What the exercise asks:
Print out the entries below with no edits.

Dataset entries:
---

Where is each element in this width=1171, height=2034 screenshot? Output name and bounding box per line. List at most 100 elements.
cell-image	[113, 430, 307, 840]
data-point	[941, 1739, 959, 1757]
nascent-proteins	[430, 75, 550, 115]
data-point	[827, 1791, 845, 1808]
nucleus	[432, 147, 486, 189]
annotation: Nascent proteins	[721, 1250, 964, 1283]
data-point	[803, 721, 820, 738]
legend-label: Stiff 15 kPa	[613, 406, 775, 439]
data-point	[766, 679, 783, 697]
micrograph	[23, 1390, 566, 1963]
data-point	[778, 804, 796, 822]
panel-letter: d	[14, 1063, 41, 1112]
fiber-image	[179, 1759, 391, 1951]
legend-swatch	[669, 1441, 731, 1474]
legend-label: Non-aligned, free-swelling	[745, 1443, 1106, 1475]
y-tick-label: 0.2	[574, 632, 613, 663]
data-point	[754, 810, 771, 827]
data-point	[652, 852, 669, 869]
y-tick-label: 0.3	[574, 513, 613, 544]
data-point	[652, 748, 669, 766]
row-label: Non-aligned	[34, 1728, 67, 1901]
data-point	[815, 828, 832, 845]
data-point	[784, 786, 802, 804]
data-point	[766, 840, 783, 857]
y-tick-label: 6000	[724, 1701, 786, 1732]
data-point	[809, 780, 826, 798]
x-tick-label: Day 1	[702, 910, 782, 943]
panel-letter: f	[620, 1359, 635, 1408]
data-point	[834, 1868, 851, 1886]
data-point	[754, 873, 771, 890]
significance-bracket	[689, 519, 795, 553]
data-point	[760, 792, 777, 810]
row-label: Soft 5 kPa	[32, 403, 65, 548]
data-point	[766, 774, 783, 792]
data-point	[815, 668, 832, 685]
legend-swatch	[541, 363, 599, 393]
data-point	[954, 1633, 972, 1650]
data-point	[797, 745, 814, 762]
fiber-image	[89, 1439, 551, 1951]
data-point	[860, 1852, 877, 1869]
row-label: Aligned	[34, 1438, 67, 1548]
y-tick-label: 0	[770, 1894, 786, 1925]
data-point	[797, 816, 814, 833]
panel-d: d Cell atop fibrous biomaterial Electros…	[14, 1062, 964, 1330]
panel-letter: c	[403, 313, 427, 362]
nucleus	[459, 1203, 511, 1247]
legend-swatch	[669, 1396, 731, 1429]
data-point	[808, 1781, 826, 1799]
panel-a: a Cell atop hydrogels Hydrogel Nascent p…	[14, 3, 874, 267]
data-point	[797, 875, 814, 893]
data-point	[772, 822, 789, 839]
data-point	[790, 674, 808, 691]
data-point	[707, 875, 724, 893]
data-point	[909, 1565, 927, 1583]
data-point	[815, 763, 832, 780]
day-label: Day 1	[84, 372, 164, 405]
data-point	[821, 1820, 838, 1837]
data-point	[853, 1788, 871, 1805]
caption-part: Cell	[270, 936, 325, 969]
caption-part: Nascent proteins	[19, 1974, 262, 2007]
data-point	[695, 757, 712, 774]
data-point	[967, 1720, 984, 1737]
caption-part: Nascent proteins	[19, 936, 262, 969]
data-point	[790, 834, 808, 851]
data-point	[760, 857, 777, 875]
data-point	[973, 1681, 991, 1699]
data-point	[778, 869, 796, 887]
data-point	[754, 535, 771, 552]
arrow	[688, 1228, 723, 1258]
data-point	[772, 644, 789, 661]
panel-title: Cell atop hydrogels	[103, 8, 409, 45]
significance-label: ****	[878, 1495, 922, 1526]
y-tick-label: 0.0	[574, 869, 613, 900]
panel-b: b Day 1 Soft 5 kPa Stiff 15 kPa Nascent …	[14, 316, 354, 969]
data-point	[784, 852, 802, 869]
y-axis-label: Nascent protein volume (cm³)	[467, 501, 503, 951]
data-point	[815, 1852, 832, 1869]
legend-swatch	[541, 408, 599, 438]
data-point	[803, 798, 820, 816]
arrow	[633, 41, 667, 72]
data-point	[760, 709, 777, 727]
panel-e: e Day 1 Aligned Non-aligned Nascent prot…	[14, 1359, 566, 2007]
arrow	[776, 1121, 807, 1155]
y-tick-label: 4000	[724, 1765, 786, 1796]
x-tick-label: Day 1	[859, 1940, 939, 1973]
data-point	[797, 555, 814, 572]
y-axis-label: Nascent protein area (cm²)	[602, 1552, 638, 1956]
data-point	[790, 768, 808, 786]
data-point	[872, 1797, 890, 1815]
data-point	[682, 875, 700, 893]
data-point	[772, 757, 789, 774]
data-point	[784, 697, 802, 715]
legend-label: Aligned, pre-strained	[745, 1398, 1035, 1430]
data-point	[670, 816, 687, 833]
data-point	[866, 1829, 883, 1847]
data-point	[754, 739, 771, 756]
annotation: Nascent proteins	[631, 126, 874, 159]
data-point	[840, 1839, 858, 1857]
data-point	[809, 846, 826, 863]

---

Exercise response:
Where is each element in this width=1171, height=2034 screenshot? Output name and bounding box per line. List at most 100 elements.
cell-image	[113, 430, 307, 840]
data-point	[941, 1739, 959, 1757]
nascent-proteins	[430, 75, 550, 115]
data-point	[827, 1791, 845, 1808]
nucleus	[432, 147, 486, 189]
annotation: Nascent proteins	[721, 1250, 964, 1283]
data-point	[803, 721, 820, 738]
legend-label: Stiff 15 kPa	[613, 406, 775, 439]
data-point	[766, 679, 783, 697]
micrograph	[23, 1390, 566, 1963]
data-point	[778, 804, 796, 822]
panel-letter: d	[14, 1063, 41, 1112]
fiber-image	[179, 1759, 391, 1951]
legend-swatch	[669, 1441, 731, 1474]
legend-label: Non-aligned, free-swelling	[745, 1443, 1106, 1475]
y-tick-label: 0.2	[574, 632, 613, 663]
data-point	[754, 810, 771, 827]
data-point	[652, 852, 669, 869]
y-tick-label: 0.3	[574, 513, 613, 544]
data-point	[652, 748, 669, 766]
row-label: Non-aligned	[34, 1728, 67, 1901]
data-point	[815, 828, 832, 845]
data-point	[784, 786, 802, 804]
data-point	[766, 840, 783, 857]
y-tick-label: 6000	[724, 1701, 786, 1732]
data-point	[809, 780, 826, 798]
x-tick-label: Day 1	[702, 910, 782, 943]
panel-letter: f	[620, 1359, 635, 1408]
data-point	[834, 1868, 851, 1886]
data-point	[754, 873, 771, 890]
significance-bracket	[689, 519, 795, 553]
data-point	[760, 792, 777, 810]
row-label: Soft 5 kPa	[32, 403, 65, 548]
data-point	[766, 774, 783, 792]
data-point	[815, 668, 832, 685]
legend-swatch	[541, 363, 599, 393]
data-point	[954, 1633, 972, 1650]
data-point	[797, 745, 814, 762]
fiber-image	[89, 1439, 551, 1951]
data-point	[860, 1852, 877, 1869]
row-label: Aligned	[34, 1438, 67, 1548]
y-tick-label: 0	[770, 1894, 786, 1925]
data-point	[797, 816, 814, 833]
panel-d: d Cell atop fibrous biomaterial Electros…	[14, 1062, 964, 1330]
panel-letter: c	[403, 313, 427, 362]
nucleus	[459, 1203, 511, 1247]
legend-swatch	[669, 1396, 731, 1429]
data-point	[808, 1781, 826, 1799]
panel-a: a Cell atop hydrogels Hydrogel Nascent p…	[14, 3, 874, 267]
data-point	[797, 875, 814, 893]
data-point	[772, 822, 789, 839]
data-point	[790, 674, 808, 691]
data-point	[707, 875, 724, 893]
data-point	[909, 1565, 927, 1583]
data-point	[815, 763, 832, 780]
day-label: Day 1	[84, 372, 164, 405]
data-point	[821, 1820, 838, 1837]
data-point	[853, 1788, 871, 1805]
caption-part: Cell	[270, 936, 325, 969]
caption-part: Nascent proteins	[19, 1974, 262, 2007]
data-point	[695, 757, 712, 774]
data-point	[967, 1720, 984, 1737]
caption-part: Nascent proteins	[19, 936, 262, 969]
data-point	[790, 834, 808, 851]
data-point	[760, 857, 777, 875]
data-point	[973, 1681, 991, 1699]
data-point	[778, 869, 796, 887]
data-point	[754, 535, 771, 552]
arrow	[688, 1228, 723, 1258]
data-point	[772, 644, 789, 661]
panel-title: Cell atop hydrogels	[103, 8, 409, 45]
significance-label: ****	[878, 1495, 922, 1526]
y-tick-label: 0.0	[574, 869, 613, 900]
panel-b: b Day 1 Soft 5 kPa Stiff 15 kPa Nascent …	[14, 316, 354, 969]
data-point	[784, 852, 802, 869]
y-axis-label: Nascent protein volume (cm³)	[467, 501, 503, 951]
data-point	[815, 1852, 832, 1869]
legend-swatch	[541, 408, 599, 438]
data-point	[803, 798, 820, 816]
arrow	[633, 41, 667, 72]
data-point	[760, 709, 777, 727]
panel-e: e Day 1 Aligned Non-aligned Nascent prot…	[14, 1359, 566, 2007]
arrow	[776, 1121, 807, 1155]
y-tick-label: 4000	[724, 1765, 786, 1796]
x-tick-label: Day 1	[859, 1940, 939, 1973]
data-point	[797, 555, 814, 572]
y-axis-label: Nascent protein area (cm²)	[602, 1552, 638, 1956]
data-point	[790, 768, 808, 786]
data-point	[872, 1797, 890, 1815]
data-point	[682, 875, 700, 893]
data-point	[772, 757, 789, 774]
data-point	[784, 697, 802, 715]
legend-label: Aligned, pre-strained	[745, 1398, 1035, 1430]
data-point	[670, 816, 687, 833]
data-point	[866, 1829, 883, 1847]
data-point	[754, 739, 771, 756]
annotation: Nascent proteins	[631, 126, 874, 159]
data-point	[840, 1839, 858, 1857]
data-point	[809, 846, 826, 863]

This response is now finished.